Dataset content ▸
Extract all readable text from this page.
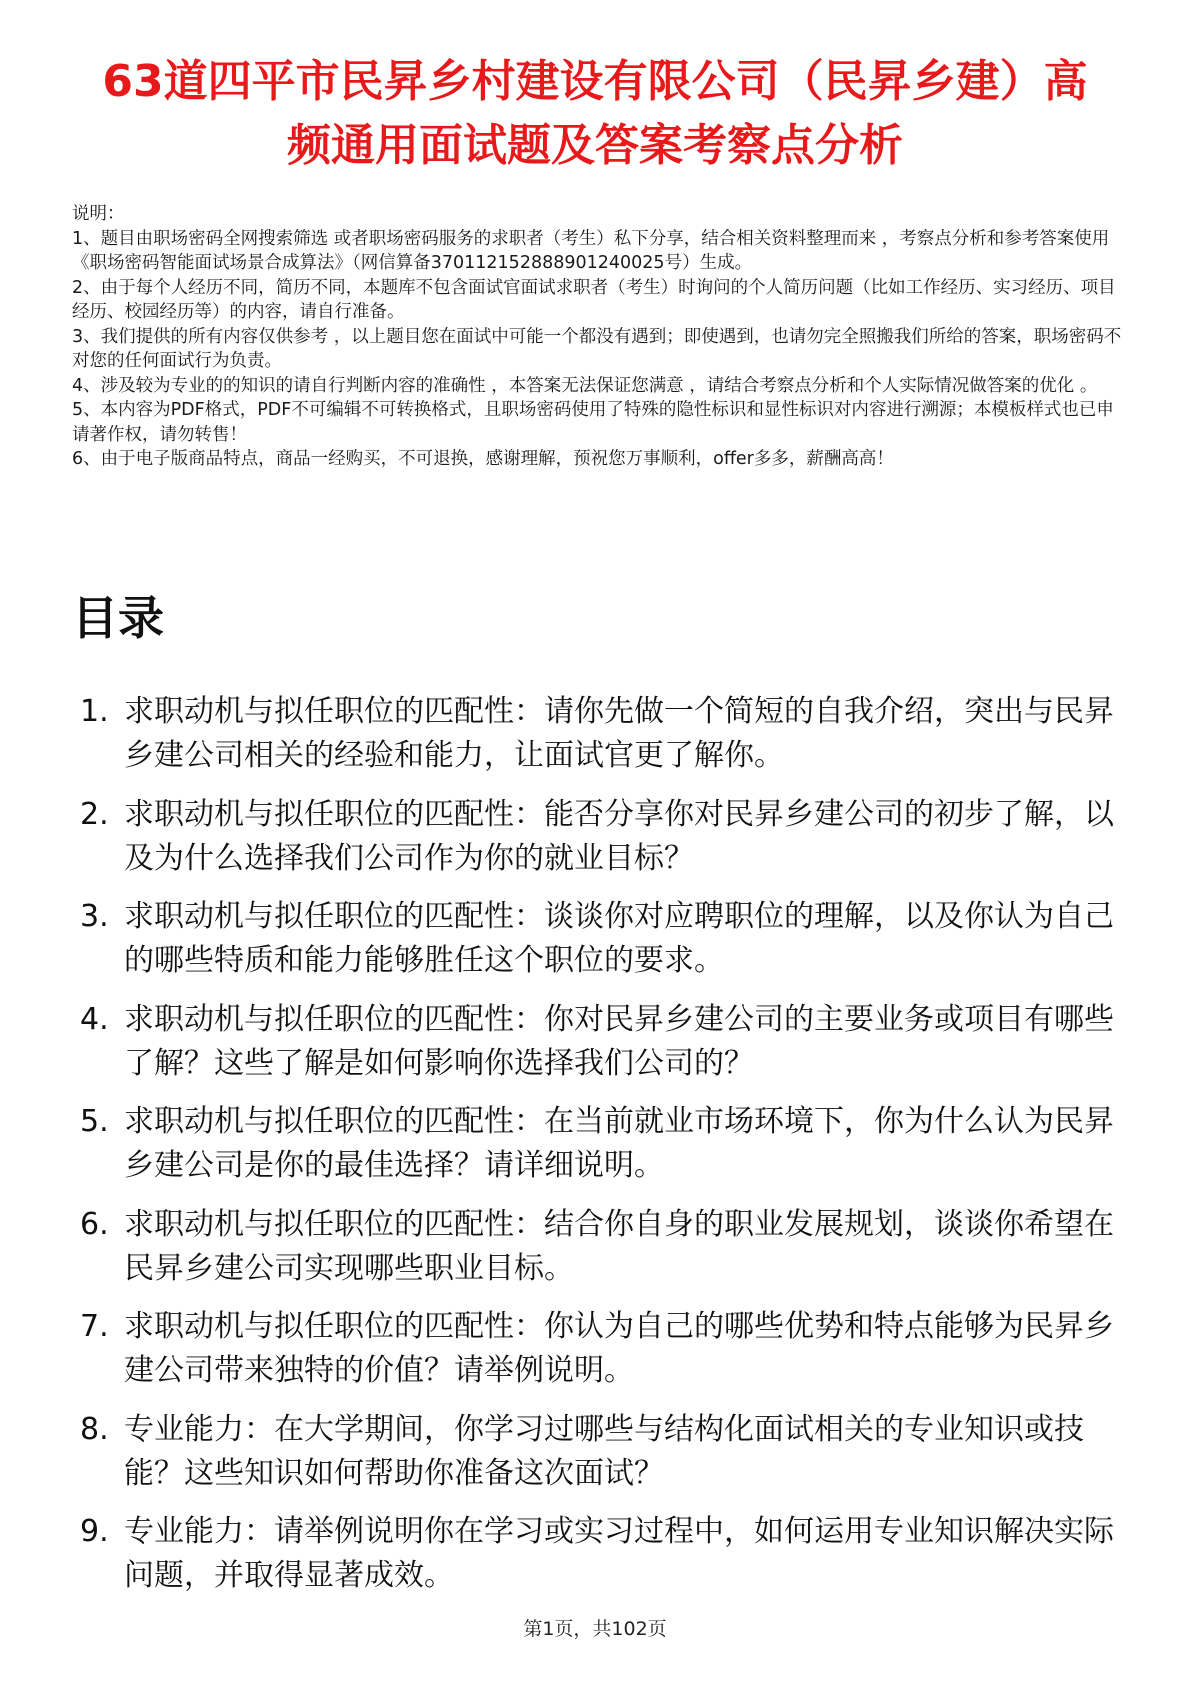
63道四平市民昇乡村建设有限公司（民昇乡建）高频通用面试题及答案考察点分析
说明：
1、题目由职场密码全网搜索筛选 或者职场密码服务的求职者（考生）私下分享，结合相关资料整理而来 ，考察点分析和参考答案使用《职场密码智能面试场景合成算法》（网信算备370112152888901240025号）生成。
2、由于每个人经历不同，简历不同，本题库不包含面试官面试求职者（考生）时询问的个人简历问题（比如工作经历、实习经历、项目经历、校园经历等）的内容，请自行准备。
3、我们提供的所有内容仅供参考 ，以上题目您在面试中可能一个都没有遇到；即使遇到，也请勿完全照搬我们所给的答案，职场密码不对您的任何面试行为负责。
4、涉及较为专业的的知识的请自行判断内容的准确性 ，本答案无法保证您满意 ，请结合考察点分析和个人实际情况做答案的优化 。
5、本内容为PDF格式，PDF不可编辑不可转换格式，且职场密码使用了特殊的隐性标识和显性标识对内容进行溯源；本模板样式也已申请著作权，请勿转售！
6、由于电子版商品特点，商品一经购买，不可退换，感谢理解，预祝您万事顺利，offer多多，薪酬高高！
目录
1. 求职动机与拟任职位的匹配性：请你先做一个简短的自我介绍，突出与民昇乡建公司相关的经验和能力，让面试官更了解你。
2. 求职动机与拟任职位的匹配性：能否分享你对民昇乡建公司的初步了解，以及为什么选择我们公司作为你的就业目标？
3. 求职动机与拟任职位的匹配性：谈谈你对应聘职位的理解，以及你认为自己的哪些特质和能力能够胜任这个职位的要求。
4. 求职动机与拟任职位的匹配性：你对民昇乡建公司的主要业务或项目有哪些了解？这些了解是如何影响你选择我们公司的？
5. 求职动机与拟任职位的匹配性：在当前就业市场环境下，你为什么认为民昇乡建公司是你的最佳选择？请详细说明。
6. 求职动机与拟任职位的匹配性：结合你自身的职业发展规划，谈谈你希望在民昇乡建公司实现哪些职业目标。
7. 求职动机与拟任职位的匹配性：你认为自己的哪些优势和特点能够为民昇乡建公司带来独特的价值？请举例说明。
8. 专业能力：在大学期间，你学习过哪些与结构化面试相关的专业知识或技能？这些知识如何帮助你准备这次面试？
9. 专业能力：请举例说明你在学习或实习过程中，如何运用专业知识解决实际问题，并取得显著成效。
第1页，共102页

Task statement ▸
Restate each entry word for word, leaving out any pictures.

Response to the task ▸
Extract all readable text from this page.
63道四平市民昇乡村建设有限公司（民昇乡建）高频通用面试题及答案考察点分析
说明：
1、题目由职场密码全网搜索筛选 或者职场密码服务的求职者（考生）私下分享，结合相关资料整理而来 ，考察点分析和参考答案使用《职场密码智能面试场景合成算法》（网信算备370112152888901240025号）生成。
2、由于每个人经历不同，简历不同，本题库不包含面试官面试求职者（考生）时询问的个人简历问题（比如工作经历、实习经历、项目经历、校园经历等）的内容，请自行准备。
3、我们提供的所有内容仅供参考 ，以上题目您在面试中可能一个都没有遇到；即使遇到，也请勿完全照搬我们所给的答案，职场密码不对您的任何面试行为负责。
4、涉及较为专业的的知识的请自行判断内容的准确性 ，本答案无法保证您满意 ，请结合考察点分析和个人实际情况做答案的优化 。
5、本内容为PDF格式，PDF不可编辑不可转换格式，且职场密码使用了特殊的隐性标识和显性标识对内容进行溯源；本模板样式也已申请著作权，请勿转售！
6、由于电子版商品特点，商品一经购买，不可退换，感谢理解，预祝您万事顺利，offer多多，薪酬高高！
目录
1. 求职动机与拟任职位的匹配性：请你先做一个简短的自我介绍，突出与民昇乡建公司相关的经验和能力，让面试官更了解你。
2. 求职动机与拟任职位的匹配性：能否分享你对民昇乡建公司的初步了解，以及为什么选择我们公司作为你的就业目标？
3. 求职动机与拟任职位的匹配性：谈谈你对应聘职位的理解，以及你认为自己的哪些特质和能力能够胜任这个职位的要求。
4. 求职动机与拟任职位的匹配性：你对民昇乡建公司的主要业务或项目有哪些了解？这些了解是如何影响你选择我们公司的？
5. 求职动机与拟任职位的匹配性：在当前就业市场环境下，你为什么认为民昇乡建公司是你的最佳选择？请详细说明。
6. 求职动机与拟任职位的匹配性：结合你自身的职业发展规划，谈谈你希望在民昇乡建公司实现哪些职业目标。
7. 求职动机与拟任职位的匹配性：你认为自己的哪些优势和特点能够为民昇乡建公司带来独特的价值？请举例说明。
8. 专业能力：在大学期间，你学习过哪些与结构化面试相关的专业知识或技能？这些知识如何帮助你准备这次面试？
9. 专业能力：请举例说明你在学习或实习过程中，如何运用专业知识解决实际问题，并取得显著成效。
第1页，共102页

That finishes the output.